** START Supplied records **
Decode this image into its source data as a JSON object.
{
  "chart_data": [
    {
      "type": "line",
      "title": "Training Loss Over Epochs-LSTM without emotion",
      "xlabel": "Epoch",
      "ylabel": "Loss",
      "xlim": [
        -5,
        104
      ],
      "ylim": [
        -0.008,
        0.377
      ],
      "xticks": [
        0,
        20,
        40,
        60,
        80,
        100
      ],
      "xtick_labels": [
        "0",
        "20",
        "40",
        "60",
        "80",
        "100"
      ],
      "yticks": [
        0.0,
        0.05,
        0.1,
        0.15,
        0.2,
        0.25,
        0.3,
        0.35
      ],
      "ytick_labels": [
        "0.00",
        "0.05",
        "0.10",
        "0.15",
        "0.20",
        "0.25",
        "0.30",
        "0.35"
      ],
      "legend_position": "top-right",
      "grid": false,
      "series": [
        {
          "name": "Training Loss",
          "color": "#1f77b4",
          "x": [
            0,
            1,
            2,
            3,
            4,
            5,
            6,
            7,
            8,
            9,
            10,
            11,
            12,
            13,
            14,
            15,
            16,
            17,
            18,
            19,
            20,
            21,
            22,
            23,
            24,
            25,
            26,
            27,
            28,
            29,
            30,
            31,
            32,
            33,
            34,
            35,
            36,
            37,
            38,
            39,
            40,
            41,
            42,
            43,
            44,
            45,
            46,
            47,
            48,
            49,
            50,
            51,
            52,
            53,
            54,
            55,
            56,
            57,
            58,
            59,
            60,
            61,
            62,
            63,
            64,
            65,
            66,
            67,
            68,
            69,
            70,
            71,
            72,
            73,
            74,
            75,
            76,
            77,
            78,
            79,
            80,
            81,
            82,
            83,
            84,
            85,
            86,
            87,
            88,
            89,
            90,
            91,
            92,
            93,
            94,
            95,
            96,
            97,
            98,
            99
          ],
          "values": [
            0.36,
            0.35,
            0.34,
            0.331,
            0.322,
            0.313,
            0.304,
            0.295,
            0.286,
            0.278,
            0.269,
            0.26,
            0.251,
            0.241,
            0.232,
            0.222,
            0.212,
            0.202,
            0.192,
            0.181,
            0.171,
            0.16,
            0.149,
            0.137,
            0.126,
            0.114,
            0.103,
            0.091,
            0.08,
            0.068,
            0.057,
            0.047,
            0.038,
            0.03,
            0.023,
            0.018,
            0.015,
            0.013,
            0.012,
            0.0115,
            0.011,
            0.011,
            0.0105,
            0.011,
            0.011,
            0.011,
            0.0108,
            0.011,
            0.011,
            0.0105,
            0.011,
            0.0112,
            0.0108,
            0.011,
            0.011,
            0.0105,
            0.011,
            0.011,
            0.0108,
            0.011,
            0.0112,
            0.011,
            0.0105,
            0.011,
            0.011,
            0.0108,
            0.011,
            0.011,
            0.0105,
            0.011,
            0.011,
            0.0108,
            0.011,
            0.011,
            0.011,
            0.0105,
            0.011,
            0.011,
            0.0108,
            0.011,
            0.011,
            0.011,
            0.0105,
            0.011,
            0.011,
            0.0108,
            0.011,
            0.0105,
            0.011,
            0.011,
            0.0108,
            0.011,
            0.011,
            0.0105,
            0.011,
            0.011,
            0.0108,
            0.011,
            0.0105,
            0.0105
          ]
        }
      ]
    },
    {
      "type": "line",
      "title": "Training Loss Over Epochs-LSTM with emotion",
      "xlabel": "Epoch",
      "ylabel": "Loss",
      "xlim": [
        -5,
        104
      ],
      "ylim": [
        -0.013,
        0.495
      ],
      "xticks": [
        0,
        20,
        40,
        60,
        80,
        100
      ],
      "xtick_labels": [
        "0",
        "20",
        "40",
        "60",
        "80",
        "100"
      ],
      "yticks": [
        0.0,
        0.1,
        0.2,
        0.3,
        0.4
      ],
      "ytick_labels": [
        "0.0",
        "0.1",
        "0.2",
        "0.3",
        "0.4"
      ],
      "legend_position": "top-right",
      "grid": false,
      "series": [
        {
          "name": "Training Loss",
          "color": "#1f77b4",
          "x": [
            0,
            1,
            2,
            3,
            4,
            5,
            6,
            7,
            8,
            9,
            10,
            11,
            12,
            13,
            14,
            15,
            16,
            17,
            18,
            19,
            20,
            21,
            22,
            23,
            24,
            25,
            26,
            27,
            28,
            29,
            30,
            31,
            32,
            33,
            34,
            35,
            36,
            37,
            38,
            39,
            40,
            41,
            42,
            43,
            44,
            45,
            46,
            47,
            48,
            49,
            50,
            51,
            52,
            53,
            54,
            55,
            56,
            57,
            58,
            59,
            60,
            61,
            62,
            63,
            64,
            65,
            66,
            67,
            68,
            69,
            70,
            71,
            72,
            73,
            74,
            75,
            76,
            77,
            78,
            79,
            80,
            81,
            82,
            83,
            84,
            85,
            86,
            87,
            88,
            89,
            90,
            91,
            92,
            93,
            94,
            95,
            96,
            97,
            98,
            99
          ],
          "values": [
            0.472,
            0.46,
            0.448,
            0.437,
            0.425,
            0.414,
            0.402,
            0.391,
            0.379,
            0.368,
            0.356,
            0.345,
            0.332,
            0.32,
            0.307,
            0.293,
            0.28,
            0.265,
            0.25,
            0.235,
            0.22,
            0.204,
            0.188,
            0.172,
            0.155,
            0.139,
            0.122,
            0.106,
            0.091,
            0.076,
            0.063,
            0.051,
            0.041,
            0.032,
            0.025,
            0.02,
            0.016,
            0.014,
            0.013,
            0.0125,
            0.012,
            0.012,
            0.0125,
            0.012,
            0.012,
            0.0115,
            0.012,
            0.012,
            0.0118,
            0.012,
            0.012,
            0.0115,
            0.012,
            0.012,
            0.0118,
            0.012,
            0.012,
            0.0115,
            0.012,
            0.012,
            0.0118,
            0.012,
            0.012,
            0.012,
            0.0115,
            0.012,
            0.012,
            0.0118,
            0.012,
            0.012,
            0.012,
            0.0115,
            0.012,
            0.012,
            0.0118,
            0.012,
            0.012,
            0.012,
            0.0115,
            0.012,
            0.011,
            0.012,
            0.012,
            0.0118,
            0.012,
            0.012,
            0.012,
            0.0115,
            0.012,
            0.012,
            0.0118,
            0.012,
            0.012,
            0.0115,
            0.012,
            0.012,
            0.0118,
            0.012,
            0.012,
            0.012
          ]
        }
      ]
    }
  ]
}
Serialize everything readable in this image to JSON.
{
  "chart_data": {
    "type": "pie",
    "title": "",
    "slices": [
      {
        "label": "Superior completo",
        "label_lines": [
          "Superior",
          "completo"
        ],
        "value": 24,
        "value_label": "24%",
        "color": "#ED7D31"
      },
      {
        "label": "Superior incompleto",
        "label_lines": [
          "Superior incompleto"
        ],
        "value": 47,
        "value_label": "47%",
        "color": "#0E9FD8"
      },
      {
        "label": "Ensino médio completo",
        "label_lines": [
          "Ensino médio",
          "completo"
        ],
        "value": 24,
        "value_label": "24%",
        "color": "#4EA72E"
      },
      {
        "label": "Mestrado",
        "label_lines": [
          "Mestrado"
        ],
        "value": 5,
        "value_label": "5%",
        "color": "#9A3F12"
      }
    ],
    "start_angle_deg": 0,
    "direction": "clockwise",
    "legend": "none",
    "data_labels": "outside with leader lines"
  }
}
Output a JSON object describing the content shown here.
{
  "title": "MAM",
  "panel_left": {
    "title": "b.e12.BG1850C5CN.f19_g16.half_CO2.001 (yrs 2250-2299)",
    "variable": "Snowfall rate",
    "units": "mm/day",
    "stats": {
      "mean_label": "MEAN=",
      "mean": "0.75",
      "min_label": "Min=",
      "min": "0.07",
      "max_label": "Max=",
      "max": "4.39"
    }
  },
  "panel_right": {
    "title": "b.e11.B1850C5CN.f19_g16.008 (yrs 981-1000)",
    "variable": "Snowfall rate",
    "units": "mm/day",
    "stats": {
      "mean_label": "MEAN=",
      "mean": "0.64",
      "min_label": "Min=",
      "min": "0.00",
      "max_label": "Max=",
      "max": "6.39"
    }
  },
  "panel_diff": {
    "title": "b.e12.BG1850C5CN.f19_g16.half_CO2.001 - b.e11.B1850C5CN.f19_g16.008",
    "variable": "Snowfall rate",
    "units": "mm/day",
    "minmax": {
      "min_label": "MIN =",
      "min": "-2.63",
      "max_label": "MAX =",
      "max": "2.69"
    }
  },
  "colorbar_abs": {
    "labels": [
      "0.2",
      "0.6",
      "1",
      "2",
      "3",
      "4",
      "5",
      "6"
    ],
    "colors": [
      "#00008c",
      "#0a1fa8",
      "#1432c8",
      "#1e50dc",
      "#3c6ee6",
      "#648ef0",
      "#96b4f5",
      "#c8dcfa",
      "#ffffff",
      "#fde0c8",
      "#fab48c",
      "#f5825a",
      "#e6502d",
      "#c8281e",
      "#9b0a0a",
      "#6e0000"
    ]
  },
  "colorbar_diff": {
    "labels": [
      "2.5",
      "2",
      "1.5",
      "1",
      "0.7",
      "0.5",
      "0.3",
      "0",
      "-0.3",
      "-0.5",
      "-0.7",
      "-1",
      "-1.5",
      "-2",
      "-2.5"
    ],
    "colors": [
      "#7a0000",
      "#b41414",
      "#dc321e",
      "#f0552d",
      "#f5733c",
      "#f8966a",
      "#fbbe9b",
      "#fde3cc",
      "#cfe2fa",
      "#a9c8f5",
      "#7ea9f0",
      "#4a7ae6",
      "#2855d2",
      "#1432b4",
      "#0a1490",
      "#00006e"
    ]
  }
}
** END Supplied records **
§ Short problem
Each line above that includes "object" counts once; state the total and nothing more.

§ Response to this exercise
2